▶ **Work to complete**
Every entry must be duplicated precisely as written.

▶ **The records**
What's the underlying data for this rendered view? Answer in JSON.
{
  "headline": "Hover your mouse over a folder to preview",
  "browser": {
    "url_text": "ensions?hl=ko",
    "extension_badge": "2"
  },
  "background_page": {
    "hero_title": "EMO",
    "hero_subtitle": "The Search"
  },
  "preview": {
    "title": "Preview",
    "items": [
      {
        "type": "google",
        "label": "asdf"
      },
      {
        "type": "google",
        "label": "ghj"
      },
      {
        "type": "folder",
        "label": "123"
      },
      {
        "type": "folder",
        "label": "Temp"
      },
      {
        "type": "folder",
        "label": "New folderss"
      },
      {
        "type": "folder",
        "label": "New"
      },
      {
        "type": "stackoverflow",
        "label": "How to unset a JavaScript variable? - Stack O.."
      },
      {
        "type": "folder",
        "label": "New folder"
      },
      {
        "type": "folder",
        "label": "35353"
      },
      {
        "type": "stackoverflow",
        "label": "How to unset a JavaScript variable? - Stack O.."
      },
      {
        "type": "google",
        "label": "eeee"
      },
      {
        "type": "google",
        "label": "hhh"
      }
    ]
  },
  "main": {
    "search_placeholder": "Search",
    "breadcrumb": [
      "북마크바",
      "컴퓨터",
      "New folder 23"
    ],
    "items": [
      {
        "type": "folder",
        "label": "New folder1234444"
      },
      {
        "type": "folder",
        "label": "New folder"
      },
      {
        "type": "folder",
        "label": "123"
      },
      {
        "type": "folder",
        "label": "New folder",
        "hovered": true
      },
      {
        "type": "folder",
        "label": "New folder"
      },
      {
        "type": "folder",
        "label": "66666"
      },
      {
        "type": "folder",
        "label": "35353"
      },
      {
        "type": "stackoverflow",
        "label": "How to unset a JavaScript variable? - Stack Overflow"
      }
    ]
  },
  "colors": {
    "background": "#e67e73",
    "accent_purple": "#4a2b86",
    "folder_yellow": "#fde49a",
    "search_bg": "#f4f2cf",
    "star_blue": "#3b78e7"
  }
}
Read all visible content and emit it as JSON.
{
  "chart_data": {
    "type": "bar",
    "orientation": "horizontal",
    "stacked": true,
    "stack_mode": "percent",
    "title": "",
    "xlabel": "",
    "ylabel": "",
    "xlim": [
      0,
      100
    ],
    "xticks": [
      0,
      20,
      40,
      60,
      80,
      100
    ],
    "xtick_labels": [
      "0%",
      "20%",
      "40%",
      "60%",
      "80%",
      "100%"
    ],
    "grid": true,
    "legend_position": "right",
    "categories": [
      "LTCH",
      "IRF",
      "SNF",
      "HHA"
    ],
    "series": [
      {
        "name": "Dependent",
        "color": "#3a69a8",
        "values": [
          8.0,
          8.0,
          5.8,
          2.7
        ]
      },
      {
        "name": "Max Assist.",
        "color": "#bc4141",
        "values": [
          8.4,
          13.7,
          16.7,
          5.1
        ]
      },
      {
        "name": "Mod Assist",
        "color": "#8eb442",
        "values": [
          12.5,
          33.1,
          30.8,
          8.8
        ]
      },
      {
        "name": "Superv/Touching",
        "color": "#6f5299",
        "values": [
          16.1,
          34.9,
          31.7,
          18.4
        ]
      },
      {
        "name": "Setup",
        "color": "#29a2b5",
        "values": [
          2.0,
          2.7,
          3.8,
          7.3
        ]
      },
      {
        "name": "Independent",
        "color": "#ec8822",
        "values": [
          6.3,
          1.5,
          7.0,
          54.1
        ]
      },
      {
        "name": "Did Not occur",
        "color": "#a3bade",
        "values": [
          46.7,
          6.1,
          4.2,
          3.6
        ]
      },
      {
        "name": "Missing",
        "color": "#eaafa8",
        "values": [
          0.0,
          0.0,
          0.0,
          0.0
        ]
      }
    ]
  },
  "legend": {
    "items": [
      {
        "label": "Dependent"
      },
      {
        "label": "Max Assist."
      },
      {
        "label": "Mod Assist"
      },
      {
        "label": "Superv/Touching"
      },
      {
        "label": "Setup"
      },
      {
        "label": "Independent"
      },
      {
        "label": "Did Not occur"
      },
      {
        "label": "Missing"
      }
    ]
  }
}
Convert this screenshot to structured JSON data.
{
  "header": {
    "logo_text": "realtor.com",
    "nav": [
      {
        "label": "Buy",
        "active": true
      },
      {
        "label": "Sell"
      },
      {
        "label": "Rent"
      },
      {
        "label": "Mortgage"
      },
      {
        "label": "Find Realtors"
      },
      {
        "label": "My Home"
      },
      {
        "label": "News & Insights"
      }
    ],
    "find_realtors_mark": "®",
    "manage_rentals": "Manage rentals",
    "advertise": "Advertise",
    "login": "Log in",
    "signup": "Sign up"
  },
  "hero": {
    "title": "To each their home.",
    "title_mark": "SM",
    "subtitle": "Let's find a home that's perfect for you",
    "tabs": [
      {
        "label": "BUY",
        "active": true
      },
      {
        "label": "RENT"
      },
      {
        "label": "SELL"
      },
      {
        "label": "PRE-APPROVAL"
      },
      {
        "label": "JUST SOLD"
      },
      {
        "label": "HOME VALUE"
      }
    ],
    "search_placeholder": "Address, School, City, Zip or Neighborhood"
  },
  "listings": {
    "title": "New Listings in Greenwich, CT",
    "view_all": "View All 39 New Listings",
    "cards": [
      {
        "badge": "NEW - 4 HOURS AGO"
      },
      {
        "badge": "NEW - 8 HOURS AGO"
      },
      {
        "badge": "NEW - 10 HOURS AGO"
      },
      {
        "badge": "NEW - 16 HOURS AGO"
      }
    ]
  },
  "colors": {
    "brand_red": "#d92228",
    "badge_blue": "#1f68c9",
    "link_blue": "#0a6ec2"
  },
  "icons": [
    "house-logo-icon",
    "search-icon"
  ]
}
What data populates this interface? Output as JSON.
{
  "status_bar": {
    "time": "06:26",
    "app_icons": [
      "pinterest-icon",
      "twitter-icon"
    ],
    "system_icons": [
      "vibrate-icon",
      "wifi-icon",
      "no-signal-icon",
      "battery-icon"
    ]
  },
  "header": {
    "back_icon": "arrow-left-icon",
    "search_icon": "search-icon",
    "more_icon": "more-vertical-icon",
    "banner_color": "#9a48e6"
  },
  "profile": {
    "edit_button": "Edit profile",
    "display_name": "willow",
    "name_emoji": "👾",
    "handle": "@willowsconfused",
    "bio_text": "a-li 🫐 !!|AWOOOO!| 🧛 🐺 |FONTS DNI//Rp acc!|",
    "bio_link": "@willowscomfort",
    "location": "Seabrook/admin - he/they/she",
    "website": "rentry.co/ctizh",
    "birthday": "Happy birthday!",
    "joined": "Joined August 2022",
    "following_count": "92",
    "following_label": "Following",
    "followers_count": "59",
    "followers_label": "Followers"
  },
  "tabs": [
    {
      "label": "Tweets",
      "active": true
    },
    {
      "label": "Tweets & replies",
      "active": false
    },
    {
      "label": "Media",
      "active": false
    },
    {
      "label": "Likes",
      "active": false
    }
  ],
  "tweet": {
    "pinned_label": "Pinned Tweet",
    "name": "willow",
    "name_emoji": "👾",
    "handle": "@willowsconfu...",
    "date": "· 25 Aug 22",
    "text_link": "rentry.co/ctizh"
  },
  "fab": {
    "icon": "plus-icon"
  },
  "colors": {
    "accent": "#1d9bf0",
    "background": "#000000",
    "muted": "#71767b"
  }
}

▶ **Final result**
What's the underlying data for this rendered view? Answer in JSON.
{
  "headline": "Hover your mouse over a folder to preview",
  "browser": {
    "url_text": "ensions?hl=ko",
    "extension_badge": "2"
  },
  "background_page": {
    "hero_title": "EMO",
    "hero_subtitle": "The Search"
  },
  "preview": {
    "title": "Preview",
    "items": [
      {
        "type": "google",
        "label": "asdf"
      },
      {
        "type": "google",
        "label": "ghj"
      },
      {
        "type": "folder",
        "label": "123"
      },
      {
        "type": "folder",
        "label": "Temp"
      },
      {
        "type": "folder",
        "label": "New folderss"
      },
      {
        "type": "folder",
        "label": "New"
      },
      {
        "type": "stackoverflow",
        "label": "How to unset a JavaScript variable? - Stack O.."
      },
      {
        "type": "folder",
        "label": "New folder"
      },
      {
        "type": "folder",
        "label": "35353"
      },
      {
        "type": "stackoverflow",
        "label": "How to unset a JavaScript variable? - Stack O.."
      },
      {
        "type": "google",
        "label": "eeee"
      },
      {
        "type": "google",
        "label": "hhh"
      }
    ]
  },
  "main": {
    "search_placeholder": "Search",
    "breadcrumb": [
      "북마크바",
      "컴퓨터",
      "New folder 23"
    ],
    "items": [
      {
        "type": "folder",
        "label": "New folder1234444"
      },
      {
        "type": "folder",
        "label": "New folder"
      },
      {
        "type": "folder",
        "label": "123"
      },
      {
        "type": "folder",
        "label": "New folder",
        "hovered": true
      },
      {
        "type": "folder",
        "label": "New folder"
      },
      {
        "type": "folder",
        "label": "66666"
      },
      {
        "type": "folder",
        "label": "35353"
      },
      {
        "type": "stackoverflow",
        "label": "How to unset a JavaScript variable? - Stack Overflow"
      }
    ]
  },
  "colors": {
    "background": "#e67e73",
    "accent_purple": "#4a2b86",
    "folder_yellow": "#fde49a",
    "search_bg": "#f4f2cf",
    "star_blue": "#3b78e7"
  }
}
Read all visible content and emit it as JSON.
{
  "chart_data": {
    "type": "bar",
    "orientation": "horizontal",
    "stacked": true,
    "stack_mode": "percent",
    "title": "",
    "xlabel": "",
    "ylabel": "",
    "xlim": [
      0,
      100
    ],
    "xticks": [
      0,
      20,
      40,
      60,
      80,
      100
    ],
    "xtick_labels": [
      "0%",
      "20%",
      "40%",
      "60%",
      "80%",
      "100%"
    ],
    "grid": true,
    "legend_position": "right",
    "categories": [
      "LTCH",
      "IRF",
      "SNF",
      "HHA"
    ],
    "series": [
      {
        "name": "Dependent",
        "color": "#3a69a8",
        "values": [
          8.0,
          8.0,
          5.8,
          2.7
        ]
      },
      {
        "name": "Max Assist.",
        "color": "#bc4141",
        "values": [
          8.4,
          13.7,
          16.7,
          5.1
        ]
      },
      {
        "name": "Mod Assist",
        "color": "#8eb442",
        "values": [
          12.5,
          33.1,
          30.8,
          8.8
        ]
      },
      {
        "name": "Superv/Touching",
        "color": "#6f5299",
        "values": [
          16.1,
          34.9,
          31.7,
          18.4
        ]
      },
      {
        "name": "Setup",
        "color": "#29a2b5",
        "values": [
          2.0,
          2.7,
          3.8,
          7.3
        ]
      },
      {
        "name": "Independent",
        "color": "#ec8822",
        "values": [
          6.3,
          1.5,
          7.0,
          54.1
        ]
      },
      {
        "name": "Did Not occur",
        "color": "#a3bade",
        "values": [
          46.7,
          6.1,
          4.2,
          3.6
        ]
      },
      {
        "name": "Missing",
        "color": "#eaafa8",
        "values": [
          0.0,
          0.0,
          0.0,
          0.0
        ]
      }
    ]
  },
  "legend": {
    "items": [
      {
        "label": "Dependent"
      },
      {
        "label": "Max Assist."
      },
      {
        "label": "Mod Assist"
      },
      {
        "label": "Superv/Touching"
      },
      {
        "label": "Setup"
      },
      {
        "label": "Independent"
      },
      {
        "label": "Did Not occur"
      },
      {
        "label": "Missing"
      }
    ]
  }
}
Convert this screenshot to structured JSON data.
{
  "header": {
    "logo_text": "realtor.com",
    "nav": [
      {
        "label": "Buy",
        "active": true
      },
      {
        "label": "Sell"
      },
      {
        "label": "Rent"
      },
      {
        "label": "Mortgage"
      },
      {
        "label": "Find Realtors"
      },
      {
        "label": "My Home"
      },
      {
        "label": "News & Insights"
      }
    ],
    "find_realtors_mark": "®",
    "manage_rentals": "Manage rentals",
    "advertise": "Advertise",
    "login": "Log in",
    "signup": "Sign up"
  },
  "hero": {
    "title": "To each their home.",
    "title_mark": "SM",
    "subtitle": "Let's find a home that's perfect for you",
    "tabs": [
      {
        "label": "BUY",
        "active": true
      },
      {
        "label": "RENT"
      },
      {
        "label": "SELL"
      },
      {
        "label": "PRE-APPROVAL"
      },
      {
        "label": "JUST SOLD"
      },
      {
        "label": "HOME VALUE"
      }
    ],
    "search_placeholder": "Address, School, City, Zip or Neighborhood"
  },
  "listings": {
    "title": "New Listings in Greenwich, CT",
    "view_all": "View All 39 New Listings",
    "cards": [
      {
        "badge": "NEW - 4 HOURS AGO"
      },
      {
        "badge": "NEW - 8 HOURS AGO"
      },
      {
        "badge": "NEW - 10 HOURS AGO"
      },
      {
        "badge": "NEW - 16 HOURS AGO"
      }
    ]
  },
  "colors": {
    "brand_red": "#d92228",
    "badge_blue": "#1f68c9",
    "link_blue": "#0a6ec2"
  },
  "icons": [
    "house-logo-icon",
    "search-icon"
  ]
}
What data populates this interface? Output as JSON.
{
  "status_bar": {
    "time": "06:26",
    "app_icons": [
      "pinterest-icon",
      "twitter-icon"
    ],
    "system_icons": [
      "vibrate-icon",
      "wifi-icon",
      "no-signal-icon",
      "battery-icon"
    ]
  },
  "header": {
    "back_icon": "arrow-left-icon",
    "search_icon": "search-icon",
    "more_icon": "more-vertical-icon",
    "banner_color": "#9a48e6"
  },
  "profile": {
    "edit_button": "Edit profile",
    "display_name": "willow",
    "name_emoji": "👾",
    "handle": "@willowsconfused",
    "bio_text": "a-li 🫐 !!|AWOOOO!| 🧛 🐺 |FONTS DNI//Rp acc!|",
    "bio_link": "@willowscomfort",
    "location": "Seabrook/admin - he/they/she",
    "website": "rentry.co/ctizh",
    "birthday": "Happy birthday!",
    "joined": "Joined August 2022",
    "following_count": "92",
    "following_label": "Following",
    "followers_count": "59",
    "followers_label": "Followers"
  },
  "tabs": [
    {
      "label": "Tweets",
      "active": true
    },
    {
      "label": "Tweets & replies",
      "active": false
    },
    {
      "label": "Media",
      "active": false
    },
    {
      "label": "Likes",
      "active": false
    }
  ],
  "tweet": {
    "pinned_label": "Pinned Tweet",
    "name": "willow",
    "name_emoji": "👾",
    "handle": "@willowsconfu...",
    "date": "· 25 Aug 22",
    "text_link": "rentry.co/ctizh"
  },
  "fab": {
    "icon": "plus-icon"
  },
  "colors": {
    "accent": "#1d9bf0",
    "background": "#000000",
    "muted": "#71767b"
  }
}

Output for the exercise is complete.